TASK INSTRUCTIONS: Check each line of the entries below for the string "массирование"; copy every line where it appears.

-------- INPUT FOR THIS TASK --------

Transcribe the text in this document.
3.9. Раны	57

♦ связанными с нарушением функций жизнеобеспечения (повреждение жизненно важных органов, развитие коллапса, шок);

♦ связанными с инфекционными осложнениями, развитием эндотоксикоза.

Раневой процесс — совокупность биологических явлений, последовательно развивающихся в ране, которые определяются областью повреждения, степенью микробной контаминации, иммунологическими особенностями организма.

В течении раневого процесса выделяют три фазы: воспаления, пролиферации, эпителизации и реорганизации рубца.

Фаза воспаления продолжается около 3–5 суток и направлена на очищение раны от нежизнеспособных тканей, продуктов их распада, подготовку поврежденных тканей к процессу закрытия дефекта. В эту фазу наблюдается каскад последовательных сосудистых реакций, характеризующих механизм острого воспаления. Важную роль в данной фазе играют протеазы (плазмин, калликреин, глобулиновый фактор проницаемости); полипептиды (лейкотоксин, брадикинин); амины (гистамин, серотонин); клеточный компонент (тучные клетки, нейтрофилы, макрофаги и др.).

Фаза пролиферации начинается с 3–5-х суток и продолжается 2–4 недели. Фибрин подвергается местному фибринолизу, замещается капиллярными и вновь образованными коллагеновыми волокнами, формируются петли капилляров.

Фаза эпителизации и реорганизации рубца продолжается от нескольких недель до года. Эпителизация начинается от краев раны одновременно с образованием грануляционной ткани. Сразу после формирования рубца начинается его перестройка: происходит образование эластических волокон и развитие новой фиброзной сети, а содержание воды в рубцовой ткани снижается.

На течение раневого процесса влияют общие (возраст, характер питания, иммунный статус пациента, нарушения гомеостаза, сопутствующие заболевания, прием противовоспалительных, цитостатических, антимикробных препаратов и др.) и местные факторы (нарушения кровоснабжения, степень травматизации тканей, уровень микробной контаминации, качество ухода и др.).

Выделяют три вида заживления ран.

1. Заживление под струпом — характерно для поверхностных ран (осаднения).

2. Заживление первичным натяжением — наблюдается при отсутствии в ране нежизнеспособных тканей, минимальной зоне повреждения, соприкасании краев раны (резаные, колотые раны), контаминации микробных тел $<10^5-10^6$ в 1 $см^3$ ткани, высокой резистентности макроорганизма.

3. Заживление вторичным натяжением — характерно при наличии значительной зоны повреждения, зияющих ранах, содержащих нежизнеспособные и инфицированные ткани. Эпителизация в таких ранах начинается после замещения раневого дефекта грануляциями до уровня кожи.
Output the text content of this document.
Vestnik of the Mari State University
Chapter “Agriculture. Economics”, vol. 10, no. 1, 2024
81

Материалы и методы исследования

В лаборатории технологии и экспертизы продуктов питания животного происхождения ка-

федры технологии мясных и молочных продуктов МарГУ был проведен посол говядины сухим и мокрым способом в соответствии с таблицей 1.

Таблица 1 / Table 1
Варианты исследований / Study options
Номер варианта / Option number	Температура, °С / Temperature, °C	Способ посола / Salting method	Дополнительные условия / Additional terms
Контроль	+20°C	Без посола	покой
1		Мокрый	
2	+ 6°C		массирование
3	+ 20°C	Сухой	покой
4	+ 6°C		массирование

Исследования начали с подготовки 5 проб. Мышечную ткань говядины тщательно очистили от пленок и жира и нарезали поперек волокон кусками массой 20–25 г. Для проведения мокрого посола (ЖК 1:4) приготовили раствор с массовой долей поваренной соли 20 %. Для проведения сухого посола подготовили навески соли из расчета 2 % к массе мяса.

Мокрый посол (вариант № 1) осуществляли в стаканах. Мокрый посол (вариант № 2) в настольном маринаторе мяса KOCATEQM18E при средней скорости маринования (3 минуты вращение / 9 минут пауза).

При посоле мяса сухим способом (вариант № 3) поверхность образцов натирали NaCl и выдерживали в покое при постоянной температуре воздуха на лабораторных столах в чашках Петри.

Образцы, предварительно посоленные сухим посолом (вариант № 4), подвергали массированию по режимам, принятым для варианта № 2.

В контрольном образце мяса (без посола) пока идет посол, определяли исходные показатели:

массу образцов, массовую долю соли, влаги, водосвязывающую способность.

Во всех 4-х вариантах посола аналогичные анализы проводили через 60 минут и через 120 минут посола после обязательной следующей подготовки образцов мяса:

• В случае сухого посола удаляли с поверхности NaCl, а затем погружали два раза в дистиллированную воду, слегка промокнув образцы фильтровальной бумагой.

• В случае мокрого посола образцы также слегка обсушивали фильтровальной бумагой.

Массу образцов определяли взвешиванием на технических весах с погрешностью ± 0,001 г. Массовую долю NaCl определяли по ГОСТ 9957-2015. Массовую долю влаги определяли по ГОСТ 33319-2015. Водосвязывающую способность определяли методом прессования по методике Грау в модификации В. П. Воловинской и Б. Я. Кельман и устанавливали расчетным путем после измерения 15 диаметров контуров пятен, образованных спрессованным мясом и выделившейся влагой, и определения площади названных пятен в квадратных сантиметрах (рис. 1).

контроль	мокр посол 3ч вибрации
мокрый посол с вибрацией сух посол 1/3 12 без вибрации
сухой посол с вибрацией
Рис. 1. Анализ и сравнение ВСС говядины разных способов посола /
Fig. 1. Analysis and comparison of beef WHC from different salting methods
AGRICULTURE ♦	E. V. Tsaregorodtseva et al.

--------

FINISHED ANSWER:
2	+ 6°C		массирование
4	+ 6°C		массирование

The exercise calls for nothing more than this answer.